--- Exercise aim ---
In the entries below, count each line holding the word "title". Answer with the total alone.

--- Data supplied ---
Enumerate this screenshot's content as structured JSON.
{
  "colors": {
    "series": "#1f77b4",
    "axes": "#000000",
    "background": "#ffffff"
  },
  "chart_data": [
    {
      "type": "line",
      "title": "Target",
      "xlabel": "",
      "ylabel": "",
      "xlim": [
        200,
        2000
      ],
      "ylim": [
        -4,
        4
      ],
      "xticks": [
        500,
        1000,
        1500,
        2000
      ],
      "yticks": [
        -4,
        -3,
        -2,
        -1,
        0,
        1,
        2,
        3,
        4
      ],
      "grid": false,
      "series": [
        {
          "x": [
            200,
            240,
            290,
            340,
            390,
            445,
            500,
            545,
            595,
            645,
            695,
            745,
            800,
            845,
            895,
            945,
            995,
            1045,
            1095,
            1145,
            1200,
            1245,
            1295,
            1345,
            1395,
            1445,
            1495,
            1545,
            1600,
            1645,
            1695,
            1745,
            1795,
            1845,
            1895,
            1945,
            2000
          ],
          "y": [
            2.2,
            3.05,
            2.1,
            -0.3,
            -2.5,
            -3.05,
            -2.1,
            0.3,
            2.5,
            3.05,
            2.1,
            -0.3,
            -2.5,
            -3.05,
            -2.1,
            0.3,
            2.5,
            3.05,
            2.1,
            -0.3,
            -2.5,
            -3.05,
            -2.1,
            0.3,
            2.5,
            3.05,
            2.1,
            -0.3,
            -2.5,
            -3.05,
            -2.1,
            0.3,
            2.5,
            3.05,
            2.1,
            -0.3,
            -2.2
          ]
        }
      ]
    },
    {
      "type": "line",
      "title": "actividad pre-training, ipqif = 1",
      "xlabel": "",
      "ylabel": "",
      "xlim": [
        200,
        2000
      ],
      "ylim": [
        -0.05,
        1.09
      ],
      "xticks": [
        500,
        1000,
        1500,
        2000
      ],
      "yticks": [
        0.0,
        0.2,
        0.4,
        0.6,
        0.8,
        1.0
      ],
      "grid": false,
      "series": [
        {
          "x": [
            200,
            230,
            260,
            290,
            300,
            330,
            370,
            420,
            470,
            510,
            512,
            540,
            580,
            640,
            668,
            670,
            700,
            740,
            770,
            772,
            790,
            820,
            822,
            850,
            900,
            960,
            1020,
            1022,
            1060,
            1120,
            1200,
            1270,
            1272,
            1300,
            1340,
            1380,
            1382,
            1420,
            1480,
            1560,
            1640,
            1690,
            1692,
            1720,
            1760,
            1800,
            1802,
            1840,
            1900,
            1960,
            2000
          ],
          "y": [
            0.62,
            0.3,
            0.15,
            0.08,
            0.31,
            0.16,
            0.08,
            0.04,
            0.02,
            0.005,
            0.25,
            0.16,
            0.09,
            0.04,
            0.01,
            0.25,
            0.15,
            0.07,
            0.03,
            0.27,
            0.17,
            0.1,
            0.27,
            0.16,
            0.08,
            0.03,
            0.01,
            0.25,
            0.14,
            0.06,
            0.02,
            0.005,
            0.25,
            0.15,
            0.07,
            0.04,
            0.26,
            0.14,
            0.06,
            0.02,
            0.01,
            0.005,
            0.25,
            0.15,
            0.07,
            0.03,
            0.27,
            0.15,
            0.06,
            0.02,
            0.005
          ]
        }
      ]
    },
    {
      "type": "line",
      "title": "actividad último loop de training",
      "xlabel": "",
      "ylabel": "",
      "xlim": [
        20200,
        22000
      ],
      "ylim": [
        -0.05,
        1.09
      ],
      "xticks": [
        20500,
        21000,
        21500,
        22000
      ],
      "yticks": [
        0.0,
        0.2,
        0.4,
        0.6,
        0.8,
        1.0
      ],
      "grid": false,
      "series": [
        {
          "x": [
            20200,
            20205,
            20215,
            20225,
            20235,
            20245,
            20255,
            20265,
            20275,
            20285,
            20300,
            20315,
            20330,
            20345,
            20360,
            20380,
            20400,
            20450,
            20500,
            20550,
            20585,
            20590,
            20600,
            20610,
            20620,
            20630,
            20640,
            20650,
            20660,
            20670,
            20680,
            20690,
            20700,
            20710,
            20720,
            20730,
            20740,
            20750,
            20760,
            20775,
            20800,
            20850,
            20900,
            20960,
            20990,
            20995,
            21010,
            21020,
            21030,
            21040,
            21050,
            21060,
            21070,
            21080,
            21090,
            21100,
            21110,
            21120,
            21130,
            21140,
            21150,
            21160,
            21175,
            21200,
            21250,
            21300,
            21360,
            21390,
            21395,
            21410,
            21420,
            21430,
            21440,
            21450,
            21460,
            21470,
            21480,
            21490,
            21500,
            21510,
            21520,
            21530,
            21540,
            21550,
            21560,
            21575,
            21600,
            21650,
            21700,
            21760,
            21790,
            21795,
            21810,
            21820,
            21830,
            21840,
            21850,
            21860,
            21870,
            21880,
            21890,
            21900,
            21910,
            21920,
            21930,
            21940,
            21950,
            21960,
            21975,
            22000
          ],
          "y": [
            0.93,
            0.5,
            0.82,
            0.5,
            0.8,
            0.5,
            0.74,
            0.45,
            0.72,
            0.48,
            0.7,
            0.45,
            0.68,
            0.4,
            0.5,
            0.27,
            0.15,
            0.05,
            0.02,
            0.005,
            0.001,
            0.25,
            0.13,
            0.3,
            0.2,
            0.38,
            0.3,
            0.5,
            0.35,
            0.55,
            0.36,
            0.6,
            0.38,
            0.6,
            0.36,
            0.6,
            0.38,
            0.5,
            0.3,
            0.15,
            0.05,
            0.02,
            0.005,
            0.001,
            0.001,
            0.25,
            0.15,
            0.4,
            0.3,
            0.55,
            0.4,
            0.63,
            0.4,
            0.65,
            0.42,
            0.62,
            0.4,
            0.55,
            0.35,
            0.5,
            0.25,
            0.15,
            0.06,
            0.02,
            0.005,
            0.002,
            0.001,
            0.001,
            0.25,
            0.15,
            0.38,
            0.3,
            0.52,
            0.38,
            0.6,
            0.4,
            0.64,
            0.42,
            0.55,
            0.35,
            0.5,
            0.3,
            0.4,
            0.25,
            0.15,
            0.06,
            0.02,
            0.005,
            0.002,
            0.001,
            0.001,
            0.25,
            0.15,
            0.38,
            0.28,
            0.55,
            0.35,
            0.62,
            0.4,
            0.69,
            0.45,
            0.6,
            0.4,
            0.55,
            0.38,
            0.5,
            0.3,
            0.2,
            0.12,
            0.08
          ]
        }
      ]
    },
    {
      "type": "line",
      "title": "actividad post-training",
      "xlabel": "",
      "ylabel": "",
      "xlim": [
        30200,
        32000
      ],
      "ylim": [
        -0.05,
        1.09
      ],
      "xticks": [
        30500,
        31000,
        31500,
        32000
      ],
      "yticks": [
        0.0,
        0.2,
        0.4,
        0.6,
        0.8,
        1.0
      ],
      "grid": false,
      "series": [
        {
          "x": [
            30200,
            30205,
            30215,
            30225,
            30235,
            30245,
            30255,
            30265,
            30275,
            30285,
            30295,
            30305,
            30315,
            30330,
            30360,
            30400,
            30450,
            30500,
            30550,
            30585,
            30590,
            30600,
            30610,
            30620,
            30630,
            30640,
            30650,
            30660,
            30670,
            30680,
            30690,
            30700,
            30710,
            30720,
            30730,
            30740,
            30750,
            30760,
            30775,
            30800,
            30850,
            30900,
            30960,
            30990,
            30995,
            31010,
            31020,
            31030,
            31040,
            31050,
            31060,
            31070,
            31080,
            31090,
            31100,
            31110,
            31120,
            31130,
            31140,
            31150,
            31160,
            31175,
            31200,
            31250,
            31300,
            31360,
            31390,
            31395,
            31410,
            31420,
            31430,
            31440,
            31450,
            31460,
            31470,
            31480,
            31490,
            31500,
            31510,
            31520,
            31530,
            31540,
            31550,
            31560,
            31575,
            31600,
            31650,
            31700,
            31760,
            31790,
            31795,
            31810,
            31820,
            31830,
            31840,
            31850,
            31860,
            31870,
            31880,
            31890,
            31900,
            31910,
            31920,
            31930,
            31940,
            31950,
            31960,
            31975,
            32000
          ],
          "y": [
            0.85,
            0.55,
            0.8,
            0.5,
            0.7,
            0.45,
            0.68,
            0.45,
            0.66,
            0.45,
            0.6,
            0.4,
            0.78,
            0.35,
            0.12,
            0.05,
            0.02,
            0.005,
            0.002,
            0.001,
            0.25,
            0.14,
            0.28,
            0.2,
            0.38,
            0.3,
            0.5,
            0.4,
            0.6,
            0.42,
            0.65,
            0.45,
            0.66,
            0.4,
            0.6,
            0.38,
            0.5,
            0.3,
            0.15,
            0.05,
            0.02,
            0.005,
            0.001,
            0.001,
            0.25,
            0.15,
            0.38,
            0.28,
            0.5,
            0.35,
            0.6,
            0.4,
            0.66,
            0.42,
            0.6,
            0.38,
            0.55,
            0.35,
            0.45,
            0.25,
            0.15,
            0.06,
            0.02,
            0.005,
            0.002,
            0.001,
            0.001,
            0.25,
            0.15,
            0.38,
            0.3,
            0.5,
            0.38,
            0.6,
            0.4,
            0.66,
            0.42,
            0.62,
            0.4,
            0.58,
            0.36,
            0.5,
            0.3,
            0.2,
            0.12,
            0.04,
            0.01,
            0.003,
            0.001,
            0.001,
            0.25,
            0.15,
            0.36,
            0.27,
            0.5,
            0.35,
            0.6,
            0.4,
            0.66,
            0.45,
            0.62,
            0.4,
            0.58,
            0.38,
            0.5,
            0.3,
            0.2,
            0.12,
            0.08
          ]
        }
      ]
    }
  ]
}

--- Exercise solution ---
4